* PASSAGE:
▼

Considérant, d'une part, qu'il ressort des pièces du dossier et du supplément d'instruction qui a été ordonné que le programme RTL 9, diffusé à partir du Grand Duché du Luxembourg, relève de deux sociétés de droit luxembourgeois, "RTL 9 SA et Compagnie SECS" et sa gérante, "RTL 9 SA", dont le siège social effectif est établi au Luxembourg ; que les décisions relatives à la politique de programmation et à l'assemblage final des programmes sont prises au Luxembourg ; que la circonstance qu'une partie du programme RTL 9 serait assurée par une société française de production, établie en France, la société "RTL-TVL", n'est pas de nature à faire regarder le programme RTL 9 comme un service émis par une société établie en France ;qu'il s'ensuit que le programme RTL 9 doit être regardé comme un service émis par une société établie, au sens de l'article 59 du traité de la communauté économique européenne et de la jurisprudence de la Cour de justice des communautés européennes, dans un autre Etat membre de l'Union européenne, le Grand Duché du Luxembourg ; Considérant, d'autre part et en tout état de cause, qu'il ne ressort pas des pièces du dossier que la société "RTL 9 et Compagnie SECS" et la société gérante, "RTL 9 SA", aient établi leur activité d'émission hors de France dans le seul but de se soustraire aux règles qui leur auraient été applicables, si elles s'étaient installées en France, au sens des dispositions précitées du décret du 1er septembre 1992 ;
Considérant qu'il résulte de ce qui précède que la Compagnie luxembourgeoise de télédiffusion est fondée à demander l'annulation de la décision du Conseil supérieur de l'audiovisuel du 4 juillet 1995 par laquelle ce dernier a refusé de modifier la convention existante pour la rendre compatible avec les dispositions du titre III du décret du 1er septembre 1992 alors en vigueur ;
Sur les conclusions de la Compagnie luxembourgeoise de télédiffusion tendant à l'application des dispositions de l'article 75-I de la loi du 10 juillet 1991 :
Considérant qu'il y a lieu, dans les circonstances de l'espèce, de faire application des dispositions de l'article 75-I de la loi susvisée du 10 juillet 1991 et de condamner l'Etat à payer à la Compagnie luxembourgeoise de télédiffusion une somme de 15 000 F au titre des frais exposés par elle et non compris dans les dépens ;
Article 1er : La décision du Conseil supérieur de l'audiovisuel en date du 4 juillet 1995 est annulée.
Article 2 : L'Etat versera à la CLT-UFA une somme de 15 000 F au titre de l'article 75-I de la loi du 10 juillet 1991.
Article 3 : Le surplus des conclusions de la requête de la Compagnie luxembourgeoise de télédiffusion est rejeté.
Article 4 : La présente décision sera notifiée à la Compagnie luxembourgeoise de télédiffusion, au Conseil supérieur de l'audiovisuel et au Premier ministre.

▲

* MATÉRIEL FOURNI:
▼

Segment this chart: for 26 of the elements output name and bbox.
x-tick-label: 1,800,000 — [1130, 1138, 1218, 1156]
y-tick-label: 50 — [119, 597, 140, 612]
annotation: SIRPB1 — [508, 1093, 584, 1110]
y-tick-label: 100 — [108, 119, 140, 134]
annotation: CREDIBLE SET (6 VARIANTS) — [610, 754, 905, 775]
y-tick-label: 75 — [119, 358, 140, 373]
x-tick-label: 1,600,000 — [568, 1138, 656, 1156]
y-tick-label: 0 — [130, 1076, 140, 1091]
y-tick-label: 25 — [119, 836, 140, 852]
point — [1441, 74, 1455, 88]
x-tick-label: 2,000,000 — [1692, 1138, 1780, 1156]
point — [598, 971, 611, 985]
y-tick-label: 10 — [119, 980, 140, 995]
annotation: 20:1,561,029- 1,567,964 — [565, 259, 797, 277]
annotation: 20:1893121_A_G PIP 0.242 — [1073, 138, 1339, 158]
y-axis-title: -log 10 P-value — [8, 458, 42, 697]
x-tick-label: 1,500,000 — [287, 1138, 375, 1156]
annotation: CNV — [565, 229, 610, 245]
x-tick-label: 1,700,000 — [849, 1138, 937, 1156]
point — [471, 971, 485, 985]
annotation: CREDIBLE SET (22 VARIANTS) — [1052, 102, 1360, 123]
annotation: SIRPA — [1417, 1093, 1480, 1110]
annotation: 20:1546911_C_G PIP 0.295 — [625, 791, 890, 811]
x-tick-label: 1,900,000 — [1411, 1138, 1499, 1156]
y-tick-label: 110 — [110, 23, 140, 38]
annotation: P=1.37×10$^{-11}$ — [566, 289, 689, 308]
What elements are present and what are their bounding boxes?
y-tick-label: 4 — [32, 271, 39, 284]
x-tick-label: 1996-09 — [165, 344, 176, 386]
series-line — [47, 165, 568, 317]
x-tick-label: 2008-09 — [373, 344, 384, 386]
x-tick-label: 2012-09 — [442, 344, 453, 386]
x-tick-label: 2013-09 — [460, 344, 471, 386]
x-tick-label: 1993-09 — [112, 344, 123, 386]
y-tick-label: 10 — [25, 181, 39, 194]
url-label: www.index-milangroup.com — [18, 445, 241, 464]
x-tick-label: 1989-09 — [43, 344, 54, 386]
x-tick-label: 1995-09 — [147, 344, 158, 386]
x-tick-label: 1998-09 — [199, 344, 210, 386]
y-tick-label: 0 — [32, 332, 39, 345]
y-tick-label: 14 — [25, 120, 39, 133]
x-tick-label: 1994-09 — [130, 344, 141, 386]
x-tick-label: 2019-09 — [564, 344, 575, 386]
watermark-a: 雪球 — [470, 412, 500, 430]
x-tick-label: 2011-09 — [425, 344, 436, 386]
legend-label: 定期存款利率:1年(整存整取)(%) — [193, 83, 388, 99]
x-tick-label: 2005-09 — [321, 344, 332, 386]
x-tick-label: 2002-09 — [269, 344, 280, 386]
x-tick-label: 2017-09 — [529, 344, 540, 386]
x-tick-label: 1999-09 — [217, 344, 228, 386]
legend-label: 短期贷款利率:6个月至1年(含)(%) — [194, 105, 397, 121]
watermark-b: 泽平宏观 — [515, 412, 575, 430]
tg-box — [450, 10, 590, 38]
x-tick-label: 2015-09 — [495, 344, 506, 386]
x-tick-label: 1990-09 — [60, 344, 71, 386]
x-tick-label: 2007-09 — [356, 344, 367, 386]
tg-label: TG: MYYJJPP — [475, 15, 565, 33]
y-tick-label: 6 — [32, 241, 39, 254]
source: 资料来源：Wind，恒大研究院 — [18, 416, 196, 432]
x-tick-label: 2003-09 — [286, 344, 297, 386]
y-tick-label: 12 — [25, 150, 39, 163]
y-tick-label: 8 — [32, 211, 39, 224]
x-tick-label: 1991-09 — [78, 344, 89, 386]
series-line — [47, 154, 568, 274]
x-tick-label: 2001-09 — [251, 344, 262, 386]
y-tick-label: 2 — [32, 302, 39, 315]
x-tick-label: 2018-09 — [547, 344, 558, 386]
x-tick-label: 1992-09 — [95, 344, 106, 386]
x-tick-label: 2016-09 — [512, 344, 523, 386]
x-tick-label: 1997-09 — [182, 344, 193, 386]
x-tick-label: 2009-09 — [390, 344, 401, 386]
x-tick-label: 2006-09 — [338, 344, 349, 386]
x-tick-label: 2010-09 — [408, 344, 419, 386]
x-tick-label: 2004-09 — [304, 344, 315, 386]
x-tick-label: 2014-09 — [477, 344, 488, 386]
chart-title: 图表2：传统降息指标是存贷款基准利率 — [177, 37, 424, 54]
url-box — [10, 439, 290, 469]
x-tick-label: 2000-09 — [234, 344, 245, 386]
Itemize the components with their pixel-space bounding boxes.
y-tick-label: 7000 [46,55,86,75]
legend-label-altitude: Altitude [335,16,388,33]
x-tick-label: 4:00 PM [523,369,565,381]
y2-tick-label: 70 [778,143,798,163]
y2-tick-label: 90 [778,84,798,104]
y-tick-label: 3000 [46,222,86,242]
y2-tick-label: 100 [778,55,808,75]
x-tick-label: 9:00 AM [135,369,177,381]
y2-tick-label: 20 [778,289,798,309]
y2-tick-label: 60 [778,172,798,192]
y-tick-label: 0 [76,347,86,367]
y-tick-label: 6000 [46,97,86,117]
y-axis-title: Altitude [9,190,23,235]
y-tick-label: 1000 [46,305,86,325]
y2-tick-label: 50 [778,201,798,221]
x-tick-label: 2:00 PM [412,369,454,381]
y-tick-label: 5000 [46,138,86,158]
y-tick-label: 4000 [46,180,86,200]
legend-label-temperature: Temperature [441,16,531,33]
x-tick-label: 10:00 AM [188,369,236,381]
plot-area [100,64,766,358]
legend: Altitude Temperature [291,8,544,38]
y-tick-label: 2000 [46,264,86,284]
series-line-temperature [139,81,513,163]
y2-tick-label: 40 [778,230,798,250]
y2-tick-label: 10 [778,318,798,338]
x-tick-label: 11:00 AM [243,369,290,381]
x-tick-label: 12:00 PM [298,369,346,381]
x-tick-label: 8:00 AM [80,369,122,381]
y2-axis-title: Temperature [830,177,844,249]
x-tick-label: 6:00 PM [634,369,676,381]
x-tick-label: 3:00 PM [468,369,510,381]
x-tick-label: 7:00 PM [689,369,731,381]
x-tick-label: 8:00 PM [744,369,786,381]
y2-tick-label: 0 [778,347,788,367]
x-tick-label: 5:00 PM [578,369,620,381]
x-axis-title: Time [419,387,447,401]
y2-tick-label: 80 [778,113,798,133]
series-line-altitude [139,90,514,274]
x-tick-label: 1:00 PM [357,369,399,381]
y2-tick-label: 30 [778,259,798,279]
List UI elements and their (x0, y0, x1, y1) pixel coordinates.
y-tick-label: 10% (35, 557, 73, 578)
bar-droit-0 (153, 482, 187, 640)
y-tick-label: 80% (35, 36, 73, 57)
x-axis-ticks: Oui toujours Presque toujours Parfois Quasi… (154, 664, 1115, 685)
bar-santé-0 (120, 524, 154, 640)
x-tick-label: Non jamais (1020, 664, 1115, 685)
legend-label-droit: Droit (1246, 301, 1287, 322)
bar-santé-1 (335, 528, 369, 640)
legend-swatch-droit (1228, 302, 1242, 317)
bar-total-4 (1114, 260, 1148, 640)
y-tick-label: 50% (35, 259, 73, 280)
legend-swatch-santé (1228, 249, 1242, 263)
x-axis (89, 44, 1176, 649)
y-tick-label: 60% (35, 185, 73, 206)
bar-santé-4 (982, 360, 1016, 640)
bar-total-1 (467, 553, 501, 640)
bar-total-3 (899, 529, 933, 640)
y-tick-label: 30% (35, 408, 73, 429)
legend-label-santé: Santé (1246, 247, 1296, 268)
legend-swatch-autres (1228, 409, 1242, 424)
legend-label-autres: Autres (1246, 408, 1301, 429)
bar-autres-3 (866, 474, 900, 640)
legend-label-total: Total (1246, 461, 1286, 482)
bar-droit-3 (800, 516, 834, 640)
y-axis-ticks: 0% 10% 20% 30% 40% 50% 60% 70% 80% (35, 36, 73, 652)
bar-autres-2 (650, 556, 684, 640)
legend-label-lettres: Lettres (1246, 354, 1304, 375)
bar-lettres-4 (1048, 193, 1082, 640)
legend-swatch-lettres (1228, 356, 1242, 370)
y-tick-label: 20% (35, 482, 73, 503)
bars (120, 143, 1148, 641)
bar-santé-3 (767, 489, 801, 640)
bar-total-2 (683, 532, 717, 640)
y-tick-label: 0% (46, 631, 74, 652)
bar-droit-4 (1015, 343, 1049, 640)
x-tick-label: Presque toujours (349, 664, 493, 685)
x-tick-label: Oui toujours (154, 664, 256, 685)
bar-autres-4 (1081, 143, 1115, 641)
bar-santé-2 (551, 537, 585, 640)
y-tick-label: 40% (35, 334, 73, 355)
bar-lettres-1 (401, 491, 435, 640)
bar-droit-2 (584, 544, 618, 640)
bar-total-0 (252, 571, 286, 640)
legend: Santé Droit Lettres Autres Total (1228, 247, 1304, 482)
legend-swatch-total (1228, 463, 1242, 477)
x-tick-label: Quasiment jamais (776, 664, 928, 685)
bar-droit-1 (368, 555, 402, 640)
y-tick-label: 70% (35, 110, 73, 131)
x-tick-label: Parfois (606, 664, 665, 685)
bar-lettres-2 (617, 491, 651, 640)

▲

Donnez la suite de la décision relative au programme RTL 9, en reprenant après sa dernière phrase.

Synthèse
Formation : 5 / 3 ssr
Numéro d'arrêt : 172407
Date de la décision : 25/11/1998
Sens de l'arrêt : Annulation
Type d'affaire : Administrative
Type de recours : Recours pour excès de pouvoir

Analyses

COMMUNAUTES EUROPEENNES - REGLES APPLICABLES - EDUCATION ET CULTURE - Directive "Télévision sans frontières" du 3 octobre 1989 - Faculté pour les Etats-membres de prévoir des règles plus strictes ou plus détaillées en matière de radiodiffusion télévisuelle pour les organismes qui relèvent de leur compétence (article 3) - Règles relatives à la diffusion d'oeuvres cinématographiques applicables aux services émis depuis la France - Notion de service émis depuis la France.

15-05-08, 56-02-01 Un programme diffusé à partir du Grand Duché du Luxembourg, qui relève de deux sociétés de droit luxembourgeois dont le siège social effectif est établi au Luxembourg et pour lequel les décisions relatives à la politique de programmation et à l'assemblage final des programmes sont prises au Luxembourg n'est pas un service émis par une société établie en France au sens de l'article 59 du traité instituant la Communauté européenne et de la jurisprudence de la Cour de justice des communautés européennes, alors même qu'une partie de ce programme est assurée par une société française de production établie en France.

- RJ1 MARCHES ET CONTRATS ADMINISTRATIFS - REGLES DE PROCEDURE CONTENTIEUSE SPECIALES - RECEVABILITE - RECEVABILITE DU RECOURS POUR EXCES DE POUVOIR EN MATIERE CONTRACTUELLE - Recours dirigés contre des actes détachables - Refus de modifier une convention conclue pour la distribution d'un service de radiodiffusion sonore et de télévision par les réseaux câblés (article 34-1 de la loi du 30 septembre 1986) (1).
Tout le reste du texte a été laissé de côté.